- Complete the following:
A – Reproduce word for word the portion of the home loan excerpt starting with "Like other mortgage" and going on through "less total interest.".
B – In the home loan excerpt, for how long is the interest rate on a fixed rate home loan usually set?

- Selected excerpt:
%%

How much deposit do I need for a home loan from ANZ?

Like other mortgage lenders, ANZ often prefers a home loan deposit of 20 per cent or more of the property value when you’re applying for a home loan. It may be possible to get a home loan with a smaller deposit of 10 per cent or even 5 per cent, but there are a few reasons to consider saving a larger deposit if possible:

  • A larger deposit tells a lender that you’re a great saver, which could help increase the chances of your home loan application getting approved.
  • The more money you pay as a deposit, the less you’ll have to borrow in your home loan. This could mean paying off your loan sooner, and being charged less total interest.
  • If your deposit is less than 20 per cent of the property value, you might incur additional costs, such as Lenders Mortgage Insurance (LMI).

What is the difference between fixed, variable and split rates?

Fixed rate

A fixed rate home loan is a loan where the interest rate is set for a certain amount of time, usually between one and 15 years. The advantage of a fixed rate is that you know exactly how much your repayments will be for the duration of the fixed term. There are some disadvantages to fixing that you need to be aware of. Some products won’t let you make extra repayments, or offer tools such as an offset account to help you reduce your interest, while others will charge a significant break fee if you decide to terminate the loan before the fixed period finishes.

Variable rate

A variable rate home loan is one where the interest rate can and will change over the course of your loan. The rate is determined by your lender, not the Reserve Bank of Australia, so while the cash rate might go down, your bank may decide not to follow suit, although they do broadly follow market conditions. One of the upsides of variable rates is that they are typically more flexible than their fixed rate counterparts which means that a lot of these products will let you make extra repayments and offer features such as offset accounts.

Split rates home loans

A split loan lets you fix a portion of your loan, and leave the remainder on a variable rate so you get a bet each way on fixed and variable rates. A split loan is a good option for someone who wants the peace of mind that regular repayments can provide but still wants to retain some of the additional features variable loans typically provide such as an offset account. Of course, with most things in life, split loans are still a trade-off. If the variable rate goes down, for example, the lower interest rates will only apply to the section that you didn’t fix.

How do I refinance my home loan?

%%

(Extracted records)
%%

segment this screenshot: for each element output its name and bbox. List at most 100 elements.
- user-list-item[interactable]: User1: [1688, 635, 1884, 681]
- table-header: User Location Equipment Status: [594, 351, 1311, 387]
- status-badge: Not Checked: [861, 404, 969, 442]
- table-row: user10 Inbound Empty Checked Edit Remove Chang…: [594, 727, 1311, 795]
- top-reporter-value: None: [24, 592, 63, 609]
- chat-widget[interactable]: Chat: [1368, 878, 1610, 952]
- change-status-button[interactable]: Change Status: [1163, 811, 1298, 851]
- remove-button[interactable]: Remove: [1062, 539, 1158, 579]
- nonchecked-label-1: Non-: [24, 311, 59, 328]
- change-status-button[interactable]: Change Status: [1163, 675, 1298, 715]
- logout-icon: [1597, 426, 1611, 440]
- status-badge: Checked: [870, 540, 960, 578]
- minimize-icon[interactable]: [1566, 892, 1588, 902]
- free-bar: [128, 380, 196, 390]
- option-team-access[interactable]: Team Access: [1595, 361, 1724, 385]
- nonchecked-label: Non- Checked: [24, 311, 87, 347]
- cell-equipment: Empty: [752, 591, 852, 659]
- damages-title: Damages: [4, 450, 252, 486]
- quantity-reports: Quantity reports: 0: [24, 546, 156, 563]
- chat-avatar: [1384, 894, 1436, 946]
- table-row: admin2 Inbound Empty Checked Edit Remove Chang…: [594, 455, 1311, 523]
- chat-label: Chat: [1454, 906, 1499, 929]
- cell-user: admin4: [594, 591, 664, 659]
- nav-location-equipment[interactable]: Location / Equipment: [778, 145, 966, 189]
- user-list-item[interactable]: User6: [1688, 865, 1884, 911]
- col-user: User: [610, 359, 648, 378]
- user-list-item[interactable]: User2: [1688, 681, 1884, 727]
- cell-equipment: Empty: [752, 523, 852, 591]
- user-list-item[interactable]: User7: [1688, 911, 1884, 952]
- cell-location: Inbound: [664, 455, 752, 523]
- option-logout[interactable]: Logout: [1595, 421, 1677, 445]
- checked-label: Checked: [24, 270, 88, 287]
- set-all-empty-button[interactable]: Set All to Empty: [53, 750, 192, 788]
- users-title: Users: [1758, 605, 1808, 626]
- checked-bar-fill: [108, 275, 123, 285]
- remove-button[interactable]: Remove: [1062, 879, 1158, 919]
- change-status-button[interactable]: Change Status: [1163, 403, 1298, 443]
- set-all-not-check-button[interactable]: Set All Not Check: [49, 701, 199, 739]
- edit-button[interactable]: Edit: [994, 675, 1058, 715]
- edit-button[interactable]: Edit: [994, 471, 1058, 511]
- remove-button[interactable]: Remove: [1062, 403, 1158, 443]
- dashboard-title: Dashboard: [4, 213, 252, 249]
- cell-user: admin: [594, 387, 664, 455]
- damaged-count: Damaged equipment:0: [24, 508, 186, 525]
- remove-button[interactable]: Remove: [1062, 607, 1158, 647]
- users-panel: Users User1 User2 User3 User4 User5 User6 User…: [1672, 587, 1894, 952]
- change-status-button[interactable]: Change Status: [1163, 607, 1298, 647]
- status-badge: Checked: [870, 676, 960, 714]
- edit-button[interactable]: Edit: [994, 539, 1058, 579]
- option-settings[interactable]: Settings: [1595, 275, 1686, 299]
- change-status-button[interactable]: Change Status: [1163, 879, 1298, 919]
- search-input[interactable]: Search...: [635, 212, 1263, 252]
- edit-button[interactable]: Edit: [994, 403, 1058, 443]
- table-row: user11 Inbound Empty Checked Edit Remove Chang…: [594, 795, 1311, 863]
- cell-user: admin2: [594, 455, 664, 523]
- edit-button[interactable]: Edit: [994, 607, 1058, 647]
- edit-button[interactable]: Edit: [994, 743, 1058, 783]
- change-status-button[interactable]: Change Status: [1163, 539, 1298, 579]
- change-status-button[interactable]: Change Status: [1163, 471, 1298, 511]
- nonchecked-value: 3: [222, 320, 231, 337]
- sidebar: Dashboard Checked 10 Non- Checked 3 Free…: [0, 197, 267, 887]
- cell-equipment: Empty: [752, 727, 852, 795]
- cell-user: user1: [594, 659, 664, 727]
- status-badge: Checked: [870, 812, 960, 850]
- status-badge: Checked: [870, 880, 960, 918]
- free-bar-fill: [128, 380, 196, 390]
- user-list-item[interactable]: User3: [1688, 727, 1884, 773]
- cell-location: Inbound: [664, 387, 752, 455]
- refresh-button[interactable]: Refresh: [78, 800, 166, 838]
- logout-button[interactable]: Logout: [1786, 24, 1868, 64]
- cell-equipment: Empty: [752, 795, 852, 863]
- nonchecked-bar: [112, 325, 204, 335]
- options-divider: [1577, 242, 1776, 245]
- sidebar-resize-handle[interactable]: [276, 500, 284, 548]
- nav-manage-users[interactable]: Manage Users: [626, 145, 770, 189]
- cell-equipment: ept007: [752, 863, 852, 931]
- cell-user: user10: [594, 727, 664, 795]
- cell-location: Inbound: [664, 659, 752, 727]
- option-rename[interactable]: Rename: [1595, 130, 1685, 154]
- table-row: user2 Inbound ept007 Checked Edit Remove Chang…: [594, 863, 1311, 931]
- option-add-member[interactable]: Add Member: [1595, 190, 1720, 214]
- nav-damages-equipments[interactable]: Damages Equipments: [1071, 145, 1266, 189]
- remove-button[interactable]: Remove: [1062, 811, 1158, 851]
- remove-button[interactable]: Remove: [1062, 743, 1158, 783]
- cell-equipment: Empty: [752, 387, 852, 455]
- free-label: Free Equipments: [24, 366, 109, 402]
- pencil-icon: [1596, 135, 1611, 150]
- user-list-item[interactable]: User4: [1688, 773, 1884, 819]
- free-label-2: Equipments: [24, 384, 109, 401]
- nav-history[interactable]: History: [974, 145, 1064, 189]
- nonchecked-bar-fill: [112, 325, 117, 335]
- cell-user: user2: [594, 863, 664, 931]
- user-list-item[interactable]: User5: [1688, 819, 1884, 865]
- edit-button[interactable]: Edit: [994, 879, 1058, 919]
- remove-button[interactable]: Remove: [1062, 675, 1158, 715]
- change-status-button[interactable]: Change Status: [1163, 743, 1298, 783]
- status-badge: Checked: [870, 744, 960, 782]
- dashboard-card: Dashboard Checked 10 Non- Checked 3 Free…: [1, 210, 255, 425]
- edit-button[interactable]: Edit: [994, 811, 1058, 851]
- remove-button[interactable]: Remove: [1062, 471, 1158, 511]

%%

- Task solutions:
A –
Like other mortgage lenders, ANZ often prefers a home loan deposit of 20 per cent or more of the property value when you’re applying for a home loan. It may be possible to get a home loan with a smaller deposit of 10 per cent or even 5 per cent, but there are a few reasons to consider saving a larger deposit if possible:

  • A larger deposit tells a lender that you’re a great saver, which could help increase the chances of your home loan application getting approved.
  • The more money you pay as a deposit, the less you’ll have to borrow in your home loan. This could mean paying off your loan sooner, and being charged less total interest.

B – Usually between one and 15 years.